Format the lines below as a CSV with two columns, "prompt" and "reply". Give one row per description, with the description in "prompt" and the location lines after it in "reply", each in one quoted field with line breaks turned into spaces, and leave out the pictures.
------ Data provided ------
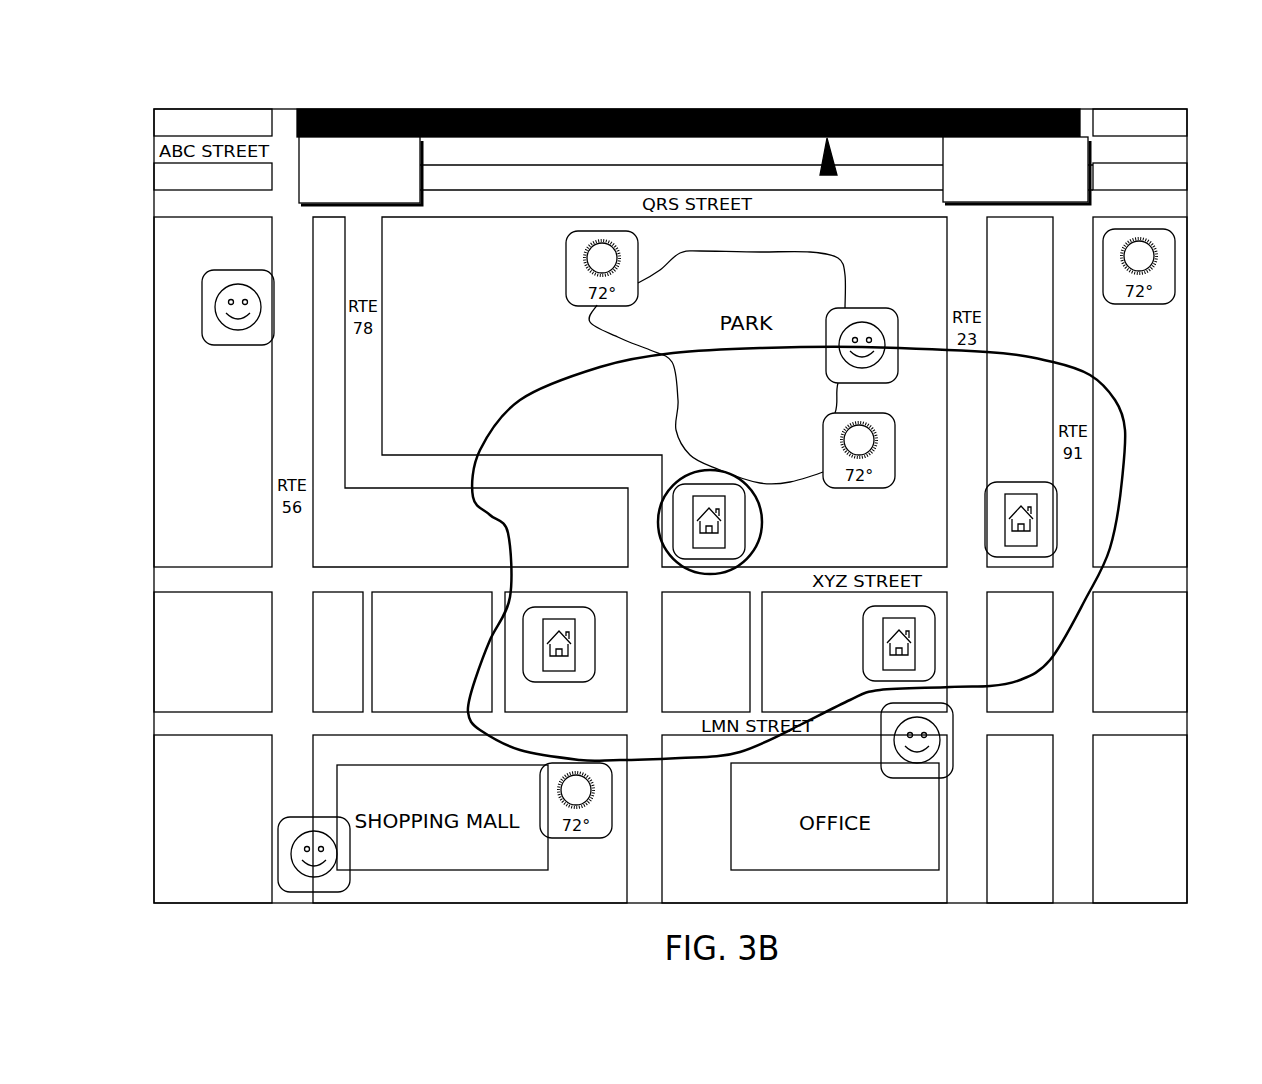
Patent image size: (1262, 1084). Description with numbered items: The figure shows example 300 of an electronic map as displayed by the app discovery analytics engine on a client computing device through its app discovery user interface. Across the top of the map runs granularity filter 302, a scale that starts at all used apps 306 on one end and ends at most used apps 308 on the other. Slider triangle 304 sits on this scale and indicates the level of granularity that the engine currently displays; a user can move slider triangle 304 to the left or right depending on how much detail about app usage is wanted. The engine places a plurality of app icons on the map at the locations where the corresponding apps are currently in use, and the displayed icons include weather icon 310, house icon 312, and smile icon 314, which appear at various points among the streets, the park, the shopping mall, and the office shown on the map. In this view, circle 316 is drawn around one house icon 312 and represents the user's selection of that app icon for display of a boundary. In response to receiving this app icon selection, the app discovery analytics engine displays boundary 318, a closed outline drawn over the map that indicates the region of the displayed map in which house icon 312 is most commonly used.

The example 300 is at (1090, 85).
The granularity filter 302 is at (607, 109).
The slider triangle 304 is at (834, 148).
The all used apps 306 is at (422, 178).
The most used apps 308 is at (1090, 147).
The weather icon 310 is at (1176, 250).
The house icon 312 is at (595, 645).
The smile icon 314 is at (955, 752).
The circle 316 is at (764, 520).
The boundary 318 is at (1111, 548).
------
Exercise output:
prompt,reply
"Patent image size: (1262, 1084). Description with numbered items: The figure shows example 300 of an electronic map as displayed by the app discovery analytics engine on a client computing device through its app discovery user interface. Across the top of the map runs granularity filter 302, a scale that starts at all used apps 306 on one end and ends at most used apps 308 on the other. Slider triangle 304 sits on this scale and indicates the level of granularity that the engine currently displays; a user can move slider triangle 304 to the left or right depending on how much detail about app usage is wanted. The engine places a plurality of app icons on the map at the locations where the corresponding apps are currently in use, and the displayed icons include weather icon 310, house icon 312, and smile icon 314, which appear at various points among the streets, the park, the shopping mall, and the office shown on the map. In this view, circle 316 is drawn around one house icon 312 and represents the user's selection of that app icon for display of a boundary. In response to receiving this app icon selection, the app discovery analytics engine displays boundary 318, a closed outline drawn over the map that indicates the region of the displayed map in which house icon 312 is most commonly used.","The example 300 is at (1090, 85). The granularity filter 302 is at (607, 109). The slider triangle 304 is at (834, 148). The all used apps 306 is at (422, 178). The most used apps 308 is at (1090, 147). The weather icon 310 is at (1176, 250). The house icon 312 is at (595, 645). The smile icon 314 is at (955, 752). The circle 316 is at (764, 520). The boundary 318 is at (1111, 548)."